### RAW DATA
╔══
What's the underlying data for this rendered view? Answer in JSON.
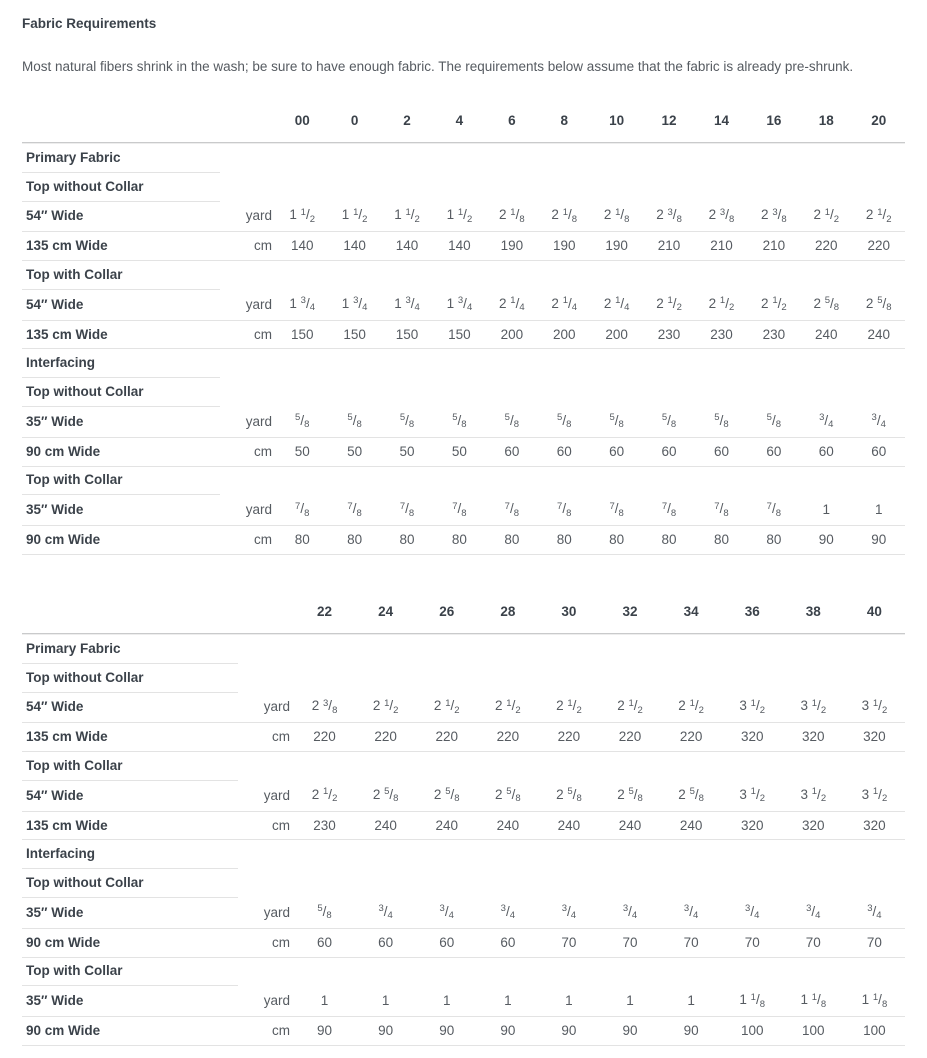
{
  "page": {
    "title": "Fabric Requirements",
    "intro": "Most natural fibers shrink in the wash; be sure to have enough fabric. The requirements below assume that the fabric is already pre-shrunk."
  },
  "colors": {
    "heading_text": "#3b424a",
    "body_text": "#565b61",
    "header_rule": "#c9cacb",
    "row_rule": "#e3e3e3"
  },
  "tables": [
    {
      "sizes": [
        "00",
        "0",
        "2",
        "4",
        "6",
        "8",
        "10",
        "12",
        "14",
        "16",
        "18",
        "20"
      ],
      "rows": [
        {
          "type": "section",
          "label": "Primary Fabric"
        },
        {
          "type": "section",
          "label": "Top without Collar"
        },
        {
          "type": "data",
          "label": "54″ Wide",
          "unit": "yard",
          "values": [
            "1 1/2",
            "1 1/2",
            "1 1/2",
            "1 1/2",
            "2 1/8",
            "2 1/8",
            "2 1/8",
            "2 3/8",
            "2 3/8",
            "2 3/8",
            "2 1/2",
            "2 1/2"
          ]
        },
        {
          "type": "data",
          "label": "135 cm Wide",
          "unit": "cm",
          "values": [
            "140",
            "140",
            "140",
            "140",
            "190",
            "190",
            "190",
            "210",
            "210",
            "210",
            "220",
            "220"
          ]
        },
        {
          "type": "section",
          "label": "Top with Collar"
        },
        {
          "type": "data",
          "label": "54″ Wide",
          "unit": "yard",
          "values": [
            "1 3/4",
            "1 3/4",
            "1 3/4",
            "1 3/4",
            "2 1/4",
            "2 1/4",
            "2 1/4",
            "2 1/2",
            "2 1/2",
            "2 1/2",
            "2 5/8",
            "2 5/8"
          ]
        },
        {
          "type": "data",
          "label": "135 cm Wide",
          "unit": "cm",
          "values": [
            "150",
            "150",
            "150",
            "150",
            "200",
            "200",
            "200",
            "230",
            "230",
            "230",
            "240",
            "240"
          ]
        },
        {
          "type": "section",
          "label": "Interfacing"
        },
        {
          "type": "section",
          "label": "Top without Collar"
        },
        {
          "type": "data",
          "label": "35″ Wide",
          "unit": "yard",
          "values": [
            "5/8",
            "5/8",
            "5/8",
            "5/8",
            "5/8",
            "5/8",
            "5/8",
            "5/8",
            "5/8",
            "5/8",
            "3/4",
            "3/4"
          ]
        },
        {
          "type": "data",
          "label": "90 cm Wide",
          "unit": "cm",
          "values": [
            "50",
            "50",
            "50",
            "50",
            "60",
            "60",
            "60",
            "60",
            "60",
            "60",
            "60",
            "60"
          ]
        },
        {
          "type": "section",
          "label": "Top with Collar"
        },
        {
          "type": "data",
          "label": "35″ Wide",
          "unit": "yard",
          "values": [
            "7/8",
            "7/8",
            "7/8",
            "7/8",
            "7/8",
            "7/8",
            "7/8",
            "7/8",
            "7/8",
            "7/8",
            "1",
            "1"
          ]
        },
        {
          "type": "data",
          "label": "90 cm Wide",
          "unit": "cm",
          "values": [
            "80",
            "80",
            "80",
            "80",
            "80",
            "80",
            "80",
            "80",
            "80",
            "80",
            "90",
            "90"
          ]
        }
      ]
    },
    {
      "sizes": [
        "22",
        "24",
        "26",
        "28",
        "30",
        "32",
        "34",
        "36",
        "38",
        "40"
      ],
      "rows": [
        {
          "type": "section",
          "label": "Primary Fabric"
        },
        {
          "type": "section",
          "label": "Top without Collar"
        },
        {
          "type": "data",
          "label": "54″ Wide",
          "unit": "yard",
          "values": [
            "2 3/8",
            "2 1/2",
            "2 1/2",
            "2 1/2",
            "2 1/2",
            "2 1/2",
            "2 1/2",
            "3 1/2",
            "3 1/2",
            "3 1/2"
          ]
        },
        {
          "type": "data",
          "label": "135 cm Wide",
          "unit": "cm",
          "values": [
            "220",
            "220",
            "220",
            "220",
            "220",
            "220",
            "220",
            "320",
            "320",
            "320"
          ]
        },
        {
          "type": "section",
          "label": "Top with Collar"
        },
        {
          "type": "data",
          "label": "54″ Wide",
          "unit": "yard",
          "values": [
            "2 1/2",
            "2 5/8",
            "2 5/8",
            "2 5/8",
            "2 5/8",
            "2 5/8",
            "2 5/8",
            "3 1/2",
            "3 1/2",
            "3 1/2"
          ]
        },
        {
          "type": "data",
          "label": "135 cm Wide",
          "unit": "cm",
          "values": [
            "230",
            "240",
            "240",
            "240",
            "240",
            "240",
            "240",
            "320",
            "320",
            "320"
          ]
        },
        {
          "type": "section",
          "label": "Interfacing"
        },
        {
          "type": "section",
          "label": "Top without Collar"
        },
        {
          "type": "data",
          "label": "35″ Wide",
          "unit": "yard",
          "values": [
            "5/8",
            "3/4",
            "3/4",
            "3/4",
            "3/4",
            "3/4",
            "3/4",
            "3/4",
            "3/4",
            "3/4"
          ]
        },
        {
          "type": "data",
          "label": "90 cm Wide",
          "unit": "cm",
          "values": [
            "60",
            "60",
            "60",
            "60",
            "70",
            "70",
            "70",
            "70",
            "70",
            "70"
          ]
        },
        {
          "type": "section",
          "label": "Top with Collar"
        },
        {
          "type": "data",
          "label": "35″ Wide",
          "unit": "yard",
          "values": [
            "1",
            "1",
            "1",
            "1",
            "1",
            "1",
            "1",
            "1 1/8",
            "1 1/8",
            "1 1/8"
          ]
        },
        {
          "type": "data",
          "label": "90 cm Wide",
          "unit": "cm",
          "values": [
            "90",
            "90",
            "90",
            "90",
            "90",
            "90",
            "90",
            "100",
            "100",
            "100"
          ]
        }
      ]
    }
  ]
}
╚══
### TO DO
Retype the whole listing, keeping every line identical and omitting all pictures.

### EXERCISE RESPONSE
What's the underlying data for this rendered view? Answer in JSON.
{
  "page": {
    "title": "Fabric Requirements",
    "intro": "Most natural fibers shrink in the wash; be sure to have enough fabric. The requirements below assume that the fabric is already pre-shrunk."
  },
  "colors": {
    "heading_text": "#3b424a",
    "body_text": "#565b61",
    "header_rule": "#c9cacb",
    "row_rule": "#e3e3e3"
  },
  "tables": [
    {
      "sizes": [
        "00",
        "0",
        "2",
        "4",
        "6",
        "8",
        "10",
        "12",
        "14",
        "16",
        "18",
        "20"
      ],
      "rows": [
        {
          "type": "section",
          "label": "Primary Fabric"
        },
        {
          "type": "section",
          "label": "Top without Collar"
        },
        {
          "type": "data",
          "label": "54″ Wide",
          "unit": "yard",
          "values": [
            "1 1/2",
            "1 1/2",
            "1 1/2",
            "1 1/2",
            "2 1/8",
            "2 1/8",
            "2 1/8",
            "2 3/8",
            "2 3/8",
            "2 3/8",
            "2 1/2",
            "2 1/2"
          ]
        },
        {
          "type": "data",
          "label": "135 cm Wide",
          "unit": "cm",
          "values": [
            "140",
            "140",
            "140",
            "140",
            "190",
            "190",
            "190",
            "210",
            "210",
            "210",
            "220",
            "220"
          ]
        },
        {
          "type": "section",
          "label": "Top with Collar"
        },
        {
          "type": "data",
          "label": "54″ Wide",
          "unit": "yard",
          "values": [
            "1 3/4",
            "1 3/4",
            "1 3/4",
            "1 3/4",
            "2 1/4",
            "2 1/4",
            "2 1/4",
            "2 1/2",
            "2 1/2",
            "2 1/2",
            "2 5/8",
            "2 5/8"
          ]
        },
        {
          "type": "data",
          "label": "135 cm Wide",
          "unit": "cm",
          "values": [
            "150",
            "150",
            "150",
            "150",
            "200",
            "200",
            "200",
            "230",
            "230",
            "230",
            "240",
            "240"
          ]
        },
        {
          "type": "section",
          "label": "Interfacing"
        },
        {
          "type": "section",
          "label": "Top without Collar"
        },
        {
          "type": "data",
          "label": "35″ Wide",
          "unit": "yard",
          "values": [
            "5/8",
            "5/8",
            "5/8",
            "5/8",
            "5/8",
            "5/8",
            "5/8",
            "5/8",
            "5/8",
            "5/8",
            "3/4",
            "3/4"
          ]
        },
        {
          "type": "data",
          "label": "90 cm Wide",
          "unit": "cm",
          "values": [
            "50",
            "50",
            "50",
            "50",
            "60",
            "60",
            "60",
            "60",
            "60",
            "60",
            "60",
            "60"
          ]
        },
        {
          "type": "section",
          "label": "Top with Collar"
        },
        {
          "type": "data",
          "label": "35″ Wide",
          "unit": "yard",
          "values": [
            "7/8",
            "7/8",
            "7/8",
            "7/8",
            "7/8",
            "7/8",
            "7/8",
            "7/8",
            "7/8",
            "7/8",
            "1",
            "1"
          ]
        },
        {
          "type": "data",
          "label": "90 cm Wide",
          "unit": "cm",
          "values": [
            "80",
            "80",
            "80",
            "80",
            "80",
            "80",
            "80",
            "80",
            "80",
            "80",
            "90",
            "90"
          ]
        }
      ]
    },
    {
      "sizes": [
        "22",
        "24",
        "26",
        "28",
        "30",
        "32",
        "34",
        "36",
        "38",
        "40"
      ],
      "rows": [
        {
          "type": "section",
          "label": "Primary Fabric"
        },
        {
          "type": "section",
          "label": "Top without Collar"
        },
        {
          "type": "data",
          "label": "54″ Wide",
          "unit": "yard",
          "values": [
            "2 3/8",
            "2 1/2",
            "2 1/2",
            "2 1/2",
            "2 1/2",
            "2 1/2",
            "2 1/2",
            "3 1/2",
            "3 1/2",
            "3 1/2"
          ]
        },
        {
          "type": "data",
          "label": "135 cm Wide",
          "unit": "cm",
          "values": [
            "220",
            "220",
            "220",
            "220",
            "220",
            "220",
            "220",
            "320",
            "320",
            "320"
          ]
        },
        {
          "type": "section",
          "label": "Top with Collar"
        },
        {
          "type": "data",
          "label": "54″ Wide",
          "unit": "yard",
          "values": [
            "2 1/2",
            "2 5/8",
            "2 5/8",
            "2 5/8",
            "2 5/8",
            "2 5/8",
            "2 5/8",
            "3 1/2",
            "3 1/2",
            "3 1/2"
          ]
        },
        {
          "type": "data",
          "label": "135 cm Wide",
          "unit": "cm",
          "values": [
            "230",
            "240",
            "240",
            "240",
            "240",
            "240",
            "240",
            "320",
            "320",
            "320"
          ]
        },
        {
          "type": "section",
          "label": "Interfacing"
        },
        {
          "type": "section",
          "label": "Top without Collar"
        },
        {
          "type": "data",
          "label": "35″ Wide",
          "unit": "yard",
          "values": [
            "5/8",
            "3/4",
            "3/4",
            "3/4",
            "3/4",
            "3/4",
            "3/4",
            "3/4",
            "3/4",
            "3/4"
          ]
        },
        {
          "type": "data",
          "label": "90 cm Wide",
          "unit": "cm",
          "values": [
            "60",
            "60",
            "60",
            "60",
            "70",
            "70",
            "70",
            "70",
            "70",
            "70"
          ]
        },
        {
          "type": "section",
          "label": "Top with Collar"
        },
        {
          "type": "data",
          "label": "35″ Wide",
          "unit": "yard",
          "values": [
            "1",
            "1",
            "1",
            "1",
            "1",
            "1",
            "1",
            "1 1/8",
            "1 1/8",
            "1 1/8"
          ]
        },
        {
          "type": "data",
          "label": "90 cm Wide",
          "unit": "cm",
          "values": [
            "90",
            "90",
            "90",
            "90",
            "90",
            "90",
            "90",
            "100",
            "100",
            "100"
          ]
        }
      ]
    }
  ]
}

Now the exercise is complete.